# What to work on:
Extract each line of the records below that contains the string "fail".

# Listing:
┌────────

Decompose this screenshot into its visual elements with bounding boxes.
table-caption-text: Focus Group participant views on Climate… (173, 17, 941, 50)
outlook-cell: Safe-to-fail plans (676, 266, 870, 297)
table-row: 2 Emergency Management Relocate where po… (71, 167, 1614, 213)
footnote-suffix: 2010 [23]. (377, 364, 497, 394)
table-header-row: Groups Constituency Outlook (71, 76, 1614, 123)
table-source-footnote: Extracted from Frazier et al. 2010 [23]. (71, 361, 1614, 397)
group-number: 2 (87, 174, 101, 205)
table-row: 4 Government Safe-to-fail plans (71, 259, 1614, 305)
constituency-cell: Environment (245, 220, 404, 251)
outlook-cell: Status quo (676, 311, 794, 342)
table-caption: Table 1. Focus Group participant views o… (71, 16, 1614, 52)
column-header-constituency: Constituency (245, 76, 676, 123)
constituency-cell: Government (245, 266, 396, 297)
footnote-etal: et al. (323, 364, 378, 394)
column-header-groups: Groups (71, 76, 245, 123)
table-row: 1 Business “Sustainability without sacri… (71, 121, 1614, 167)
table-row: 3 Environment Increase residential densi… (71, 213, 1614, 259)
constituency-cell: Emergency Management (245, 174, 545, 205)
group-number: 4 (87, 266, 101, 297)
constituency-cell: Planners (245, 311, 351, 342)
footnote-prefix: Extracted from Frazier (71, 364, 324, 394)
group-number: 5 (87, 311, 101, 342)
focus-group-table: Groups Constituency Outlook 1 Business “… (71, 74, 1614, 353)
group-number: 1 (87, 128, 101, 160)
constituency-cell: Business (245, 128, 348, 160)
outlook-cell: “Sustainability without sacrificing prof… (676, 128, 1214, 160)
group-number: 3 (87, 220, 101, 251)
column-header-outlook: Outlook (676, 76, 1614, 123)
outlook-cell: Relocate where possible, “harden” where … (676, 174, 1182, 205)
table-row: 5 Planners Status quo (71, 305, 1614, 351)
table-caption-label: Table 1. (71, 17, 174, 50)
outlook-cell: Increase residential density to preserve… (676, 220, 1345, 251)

└────────

# Problem solution:
outlook-cell: Safe-to-fail plans (676, 266, 870, 297)
table-row: 4 Government Safe-to-fail plans (71, 259, 1614, 305)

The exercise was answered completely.